Search the listing below for the string "structured" and show each line that contains it.
++++++++++++++++++++
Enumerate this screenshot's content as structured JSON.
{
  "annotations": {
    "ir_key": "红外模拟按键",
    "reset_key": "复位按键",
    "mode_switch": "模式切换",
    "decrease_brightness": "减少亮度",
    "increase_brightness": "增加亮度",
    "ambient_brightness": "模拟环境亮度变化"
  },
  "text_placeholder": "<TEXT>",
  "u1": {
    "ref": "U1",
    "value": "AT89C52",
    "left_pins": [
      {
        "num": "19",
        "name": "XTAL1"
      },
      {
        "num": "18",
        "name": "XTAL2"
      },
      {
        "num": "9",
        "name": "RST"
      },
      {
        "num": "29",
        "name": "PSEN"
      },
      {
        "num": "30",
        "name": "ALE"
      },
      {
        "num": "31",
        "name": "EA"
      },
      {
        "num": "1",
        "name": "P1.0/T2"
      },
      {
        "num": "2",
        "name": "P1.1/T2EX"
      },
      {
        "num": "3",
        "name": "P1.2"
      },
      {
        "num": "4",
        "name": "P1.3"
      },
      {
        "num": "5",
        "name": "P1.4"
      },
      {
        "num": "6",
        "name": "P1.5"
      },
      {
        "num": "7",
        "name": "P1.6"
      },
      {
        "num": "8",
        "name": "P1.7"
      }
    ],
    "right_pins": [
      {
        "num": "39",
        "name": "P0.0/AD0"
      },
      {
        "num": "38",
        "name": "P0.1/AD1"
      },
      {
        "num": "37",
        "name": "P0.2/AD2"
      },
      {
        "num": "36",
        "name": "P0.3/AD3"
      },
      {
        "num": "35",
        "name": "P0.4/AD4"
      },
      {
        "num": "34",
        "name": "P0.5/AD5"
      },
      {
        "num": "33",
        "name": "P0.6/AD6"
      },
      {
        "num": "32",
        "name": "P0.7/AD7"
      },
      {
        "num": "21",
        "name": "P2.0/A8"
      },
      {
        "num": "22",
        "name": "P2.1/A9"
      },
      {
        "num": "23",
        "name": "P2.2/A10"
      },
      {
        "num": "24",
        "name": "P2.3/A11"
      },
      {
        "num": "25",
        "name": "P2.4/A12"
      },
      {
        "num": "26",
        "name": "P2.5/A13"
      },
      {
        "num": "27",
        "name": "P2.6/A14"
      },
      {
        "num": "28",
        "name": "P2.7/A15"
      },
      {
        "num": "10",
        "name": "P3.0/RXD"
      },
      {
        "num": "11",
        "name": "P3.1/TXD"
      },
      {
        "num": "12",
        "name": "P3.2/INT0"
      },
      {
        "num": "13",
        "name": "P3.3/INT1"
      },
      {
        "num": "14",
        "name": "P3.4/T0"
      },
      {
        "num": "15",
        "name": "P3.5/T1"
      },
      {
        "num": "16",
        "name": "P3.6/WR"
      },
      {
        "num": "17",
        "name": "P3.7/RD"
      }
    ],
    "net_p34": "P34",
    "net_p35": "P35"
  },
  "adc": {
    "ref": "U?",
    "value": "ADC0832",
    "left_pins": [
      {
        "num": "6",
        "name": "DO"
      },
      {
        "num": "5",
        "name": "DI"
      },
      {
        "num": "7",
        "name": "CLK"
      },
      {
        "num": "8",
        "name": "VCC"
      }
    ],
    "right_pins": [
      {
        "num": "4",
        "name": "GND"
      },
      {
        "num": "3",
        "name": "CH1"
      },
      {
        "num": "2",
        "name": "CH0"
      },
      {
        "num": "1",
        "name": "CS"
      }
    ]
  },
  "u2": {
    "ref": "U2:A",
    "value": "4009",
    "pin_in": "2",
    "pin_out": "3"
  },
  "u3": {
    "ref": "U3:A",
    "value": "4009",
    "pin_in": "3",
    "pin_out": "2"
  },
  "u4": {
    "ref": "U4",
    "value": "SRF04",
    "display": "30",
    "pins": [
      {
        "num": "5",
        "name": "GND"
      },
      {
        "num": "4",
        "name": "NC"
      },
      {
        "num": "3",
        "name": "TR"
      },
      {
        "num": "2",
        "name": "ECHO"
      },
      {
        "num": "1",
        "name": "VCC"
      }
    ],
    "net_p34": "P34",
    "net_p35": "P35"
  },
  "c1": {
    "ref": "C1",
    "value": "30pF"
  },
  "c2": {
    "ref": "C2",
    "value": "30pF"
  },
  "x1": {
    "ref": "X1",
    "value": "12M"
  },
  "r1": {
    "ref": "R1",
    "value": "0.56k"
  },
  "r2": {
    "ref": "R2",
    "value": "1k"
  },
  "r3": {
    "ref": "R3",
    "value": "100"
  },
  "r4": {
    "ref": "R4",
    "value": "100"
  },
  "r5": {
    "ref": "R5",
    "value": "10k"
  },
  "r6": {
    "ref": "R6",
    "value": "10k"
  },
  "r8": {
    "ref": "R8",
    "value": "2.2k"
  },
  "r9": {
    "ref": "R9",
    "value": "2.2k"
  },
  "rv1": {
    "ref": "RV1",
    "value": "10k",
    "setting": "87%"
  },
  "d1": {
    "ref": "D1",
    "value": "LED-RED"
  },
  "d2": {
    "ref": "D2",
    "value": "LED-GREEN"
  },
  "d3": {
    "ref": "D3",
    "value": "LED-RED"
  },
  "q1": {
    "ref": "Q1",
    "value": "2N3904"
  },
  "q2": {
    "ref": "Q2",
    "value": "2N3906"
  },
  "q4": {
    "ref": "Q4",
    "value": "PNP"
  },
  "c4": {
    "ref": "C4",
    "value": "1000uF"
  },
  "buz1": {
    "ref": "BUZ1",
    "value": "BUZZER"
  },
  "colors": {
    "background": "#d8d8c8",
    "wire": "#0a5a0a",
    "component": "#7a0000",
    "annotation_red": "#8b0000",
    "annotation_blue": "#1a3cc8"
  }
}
++++++++++++++++++++
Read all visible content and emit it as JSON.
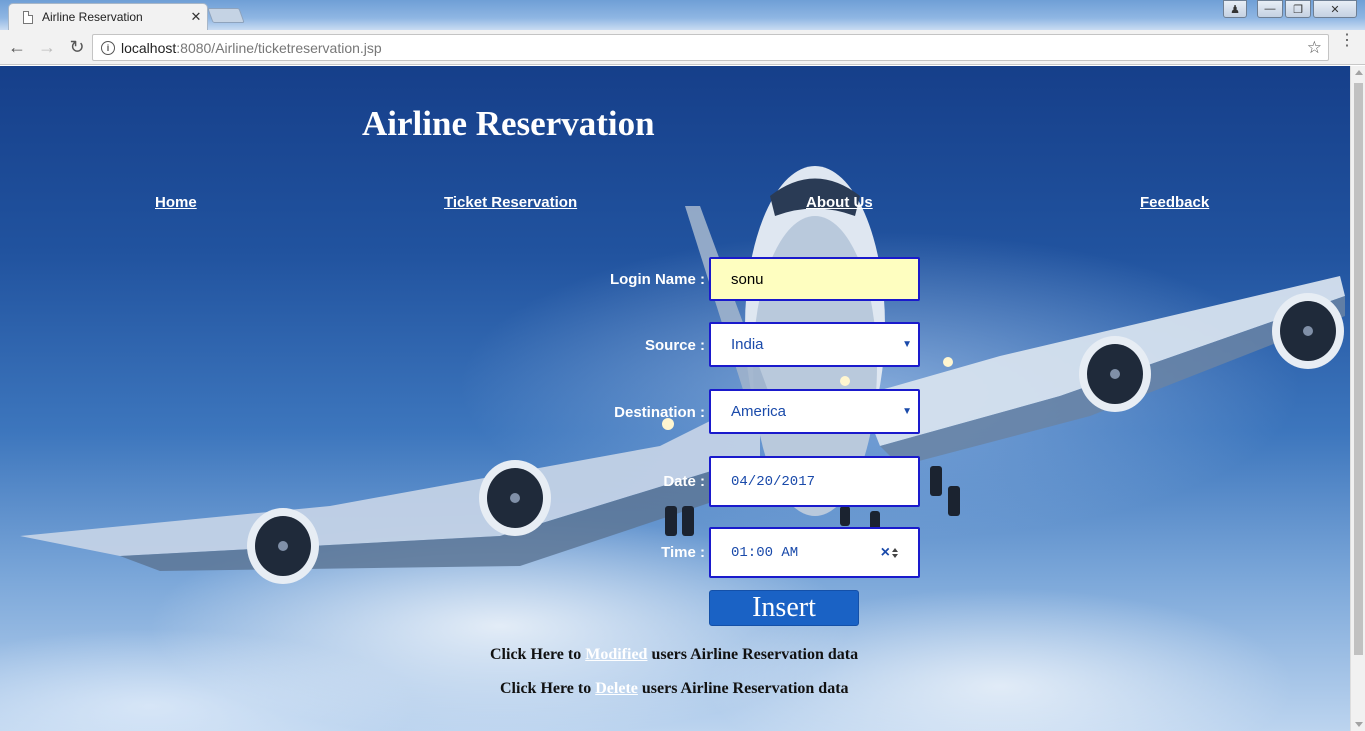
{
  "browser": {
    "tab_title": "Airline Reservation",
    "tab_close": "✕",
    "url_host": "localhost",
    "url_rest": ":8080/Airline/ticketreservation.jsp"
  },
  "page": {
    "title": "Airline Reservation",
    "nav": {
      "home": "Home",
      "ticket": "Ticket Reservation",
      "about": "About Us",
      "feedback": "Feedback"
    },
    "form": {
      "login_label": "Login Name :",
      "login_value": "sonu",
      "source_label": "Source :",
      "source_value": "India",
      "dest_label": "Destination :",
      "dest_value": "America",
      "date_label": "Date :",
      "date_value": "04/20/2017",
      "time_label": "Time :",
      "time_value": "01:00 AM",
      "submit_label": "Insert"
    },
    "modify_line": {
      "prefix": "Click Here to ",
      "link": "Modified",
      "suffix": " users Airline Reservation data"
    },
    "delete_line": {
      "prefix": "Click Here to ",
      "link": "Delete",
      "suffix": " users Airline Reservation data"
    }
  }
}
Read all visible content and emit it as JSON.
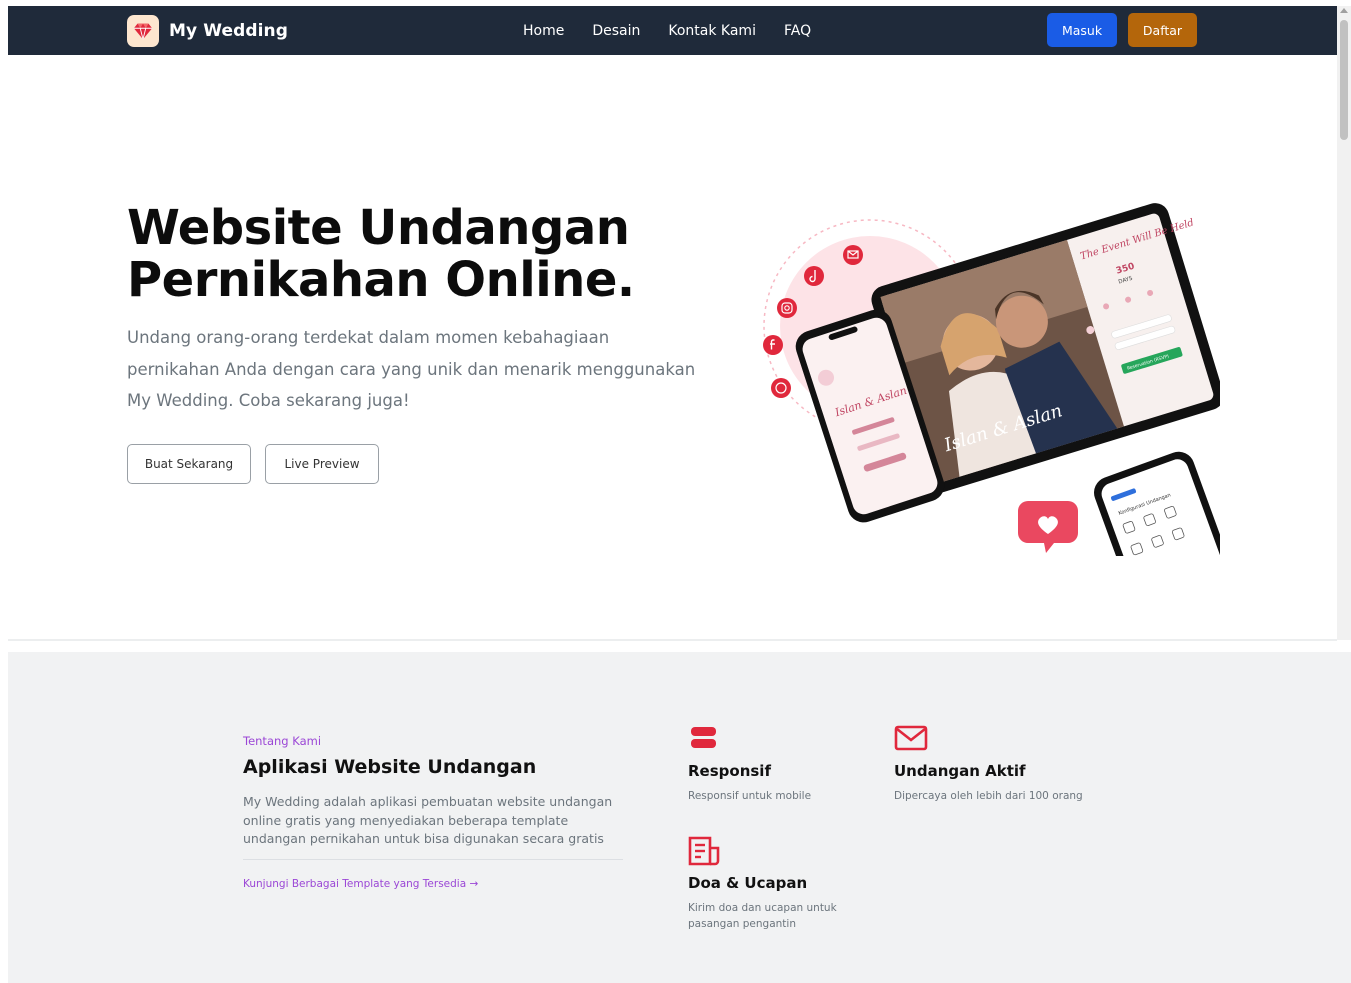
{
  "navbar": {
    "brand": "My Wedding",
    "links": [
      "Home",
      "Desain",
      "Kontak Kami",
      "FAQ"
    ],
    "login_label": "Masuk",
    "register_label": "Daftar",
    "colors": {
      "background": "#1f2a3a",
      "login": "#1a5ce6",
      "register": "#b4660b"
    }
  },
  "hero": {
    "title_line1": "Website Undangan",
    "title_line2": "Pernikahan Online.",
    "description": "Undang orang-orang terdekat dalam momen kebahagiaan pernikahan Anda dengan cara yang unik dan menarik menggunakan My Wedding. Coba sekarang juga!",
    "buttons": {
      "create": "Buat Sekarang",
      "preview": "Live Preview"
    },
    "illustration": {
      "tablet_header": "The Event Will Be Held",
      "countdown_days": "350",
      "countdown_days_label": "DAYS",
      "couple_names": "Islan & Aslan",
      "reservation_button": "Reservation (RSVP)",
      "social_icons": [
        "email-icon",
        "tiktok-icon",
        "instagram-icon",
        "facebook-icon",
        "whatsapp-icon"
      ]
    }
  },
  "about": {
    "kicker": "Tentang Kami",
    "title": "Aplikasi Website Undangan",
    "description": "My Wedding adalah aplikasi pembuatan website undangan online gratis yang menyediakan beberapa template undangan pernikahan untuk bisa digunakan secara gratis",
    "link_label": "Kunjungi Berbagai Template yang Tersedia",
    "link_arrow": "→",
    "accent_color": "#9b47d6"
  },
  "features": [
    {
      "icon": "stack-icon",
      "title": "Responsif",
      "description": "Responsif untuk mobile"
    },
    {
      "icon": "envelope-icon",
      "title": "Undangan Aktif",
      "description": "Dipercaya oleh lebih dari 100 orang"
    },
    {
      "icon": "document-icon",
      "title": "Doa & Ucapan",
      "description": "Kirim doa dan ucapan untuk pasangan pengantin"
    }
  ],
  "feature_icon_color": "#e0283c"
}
++++++++++++++++++++
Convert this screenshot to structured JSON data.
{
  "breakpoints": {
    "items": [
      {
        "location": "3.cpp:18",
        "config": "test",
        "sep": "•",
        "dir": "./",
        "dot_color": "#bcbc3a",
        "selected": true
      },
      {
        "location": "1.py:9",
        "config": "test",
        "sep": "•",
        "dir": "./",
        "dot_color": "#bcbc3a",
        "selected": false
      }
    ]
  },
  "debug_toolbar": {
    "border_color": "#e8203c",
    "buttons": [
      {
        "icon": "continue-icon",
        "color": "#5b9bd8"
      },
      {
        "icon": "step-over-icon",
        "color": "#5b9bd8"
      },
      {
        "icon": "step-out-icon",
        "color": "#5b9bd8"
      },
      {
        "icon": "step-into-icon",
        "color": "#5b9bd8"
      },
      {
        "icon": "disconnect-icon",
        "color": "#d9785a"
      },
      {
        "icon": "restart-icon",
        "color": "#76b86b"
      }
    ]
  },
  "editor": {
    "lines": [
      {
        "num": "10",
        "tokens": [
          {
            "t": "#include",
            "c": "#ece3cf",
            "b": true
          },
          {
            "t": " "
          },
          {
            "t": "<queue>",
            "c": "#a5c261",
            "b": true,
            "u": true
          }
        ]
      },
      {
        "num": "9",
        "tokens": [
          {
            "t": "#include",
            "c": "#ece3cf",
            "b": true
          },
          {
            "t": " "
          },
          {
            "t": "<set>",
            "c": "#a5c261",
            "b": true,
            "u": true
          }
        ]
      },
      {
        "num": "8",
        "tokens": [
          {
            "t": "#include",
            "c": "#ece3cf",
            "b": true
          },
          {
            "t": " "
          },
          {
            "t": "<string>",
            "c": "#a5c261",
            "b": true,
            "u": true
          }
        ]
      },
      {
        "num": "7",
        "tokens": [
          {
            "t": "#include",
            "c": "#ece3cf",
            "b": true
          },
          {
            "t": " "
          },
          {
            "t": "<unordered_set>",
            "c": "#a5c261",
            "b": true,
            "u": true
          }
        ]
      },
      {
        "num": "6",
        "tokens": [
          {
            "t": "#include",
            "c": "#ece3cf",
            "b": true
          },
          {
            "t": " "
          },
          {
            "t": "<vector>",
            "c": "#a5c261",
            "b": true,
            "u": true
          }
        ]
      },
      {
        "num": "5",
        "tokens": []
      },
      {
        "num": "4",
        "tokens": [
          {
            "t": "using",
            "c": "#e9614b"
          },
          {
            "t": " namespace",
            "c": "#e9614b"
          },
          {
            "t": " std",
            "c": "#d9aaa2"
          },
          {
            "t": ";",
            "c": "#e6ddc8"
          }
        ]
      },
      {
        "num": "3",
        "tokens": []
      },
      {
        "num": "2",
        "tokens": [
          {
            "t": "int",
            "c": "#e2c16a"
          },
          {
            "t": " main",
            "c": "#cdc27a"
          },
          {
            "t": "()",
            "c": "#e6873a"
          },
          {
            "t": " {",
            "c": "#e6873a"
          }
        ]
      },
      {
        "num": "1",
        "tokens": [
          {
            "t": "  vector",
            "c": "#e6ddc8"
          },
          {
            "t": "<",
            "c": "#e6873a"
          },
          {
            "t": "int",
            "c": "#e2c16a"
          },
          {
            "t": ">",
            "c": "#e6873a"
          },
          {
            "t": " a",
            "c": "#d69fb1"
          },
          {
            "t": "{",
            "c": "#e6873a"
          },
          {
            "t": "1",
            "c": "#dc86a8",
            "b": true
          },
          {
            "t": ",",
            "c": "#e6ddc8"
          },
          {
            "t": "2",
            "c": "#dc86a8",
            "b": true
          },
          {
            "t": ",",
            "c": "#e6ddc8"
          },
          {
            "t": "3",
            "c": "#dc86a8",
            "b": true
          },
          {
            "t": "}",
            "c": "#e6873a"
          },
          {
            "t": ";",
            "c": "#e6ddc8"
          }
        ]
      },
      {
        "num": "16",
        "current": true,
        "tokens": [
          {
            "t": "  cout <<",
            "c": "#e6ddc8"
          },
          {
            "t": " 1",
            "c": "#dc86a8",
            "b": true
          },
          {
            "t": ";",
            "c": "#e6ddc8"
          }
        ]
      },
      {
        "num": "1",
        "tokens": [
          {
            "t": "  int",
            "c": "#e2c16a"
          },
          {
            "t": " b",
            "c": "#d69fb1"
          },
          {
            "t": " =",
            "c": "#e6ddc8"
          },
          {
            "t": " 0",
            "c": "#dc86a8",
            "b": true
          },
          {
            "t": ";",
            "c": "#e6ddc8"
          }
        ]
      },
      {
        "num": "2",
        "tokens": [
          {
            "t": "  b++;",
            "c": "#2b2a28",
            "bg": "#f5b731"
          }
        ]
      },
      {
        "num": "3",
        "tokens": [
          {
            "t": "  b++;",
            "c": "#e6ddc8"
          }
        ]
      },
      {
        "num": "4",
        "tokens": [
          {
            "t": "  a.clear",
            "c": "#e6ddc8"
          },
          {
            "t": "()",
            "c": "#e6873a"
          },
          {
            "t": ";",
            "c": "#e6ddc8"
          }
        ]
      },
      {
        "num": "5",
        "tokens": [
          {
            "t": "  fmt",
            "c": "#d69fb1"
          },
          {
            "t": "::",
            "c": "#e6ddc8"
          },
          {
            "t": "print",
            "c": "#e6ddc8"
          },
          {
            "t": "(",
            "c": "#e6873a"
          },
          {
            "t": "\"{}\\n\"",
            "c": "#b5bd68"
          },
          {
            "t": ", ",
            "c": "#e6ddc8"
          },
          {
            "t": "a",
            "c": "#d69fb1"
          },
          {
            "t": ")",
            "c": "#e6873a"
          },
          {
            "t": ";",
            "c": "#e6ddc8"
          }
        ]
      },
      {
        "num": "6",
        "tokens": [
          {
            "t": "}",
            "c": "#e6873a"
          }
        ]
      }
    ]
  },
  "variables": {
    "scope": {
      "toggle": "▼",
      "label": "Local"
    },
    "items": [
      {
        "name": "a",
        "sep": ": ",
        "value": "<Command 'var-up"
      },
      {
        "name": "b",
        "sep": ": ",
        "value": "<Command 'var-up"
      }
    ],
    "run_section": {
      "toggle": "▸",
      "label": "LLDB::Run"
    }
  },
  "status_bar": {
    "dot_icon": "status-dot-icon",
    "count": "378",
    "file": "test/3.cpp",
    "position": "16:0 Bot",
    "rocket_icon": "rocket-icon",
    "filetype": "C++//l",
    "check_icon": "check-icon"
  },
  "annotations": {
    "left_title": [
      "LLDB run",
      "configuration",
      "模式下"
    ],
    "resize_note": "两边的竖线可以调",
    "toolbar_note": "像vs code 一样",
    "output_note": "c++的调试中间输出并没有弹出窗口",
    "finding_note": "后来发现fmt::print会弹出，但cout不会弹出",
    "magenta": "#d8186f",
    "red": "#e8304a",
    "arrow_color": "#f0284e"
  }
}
++++++++++++++++++++
TASK RESULT.
Enumerate this screenshot's content as structured JSON.
Convert this screenshot to structured JSON data.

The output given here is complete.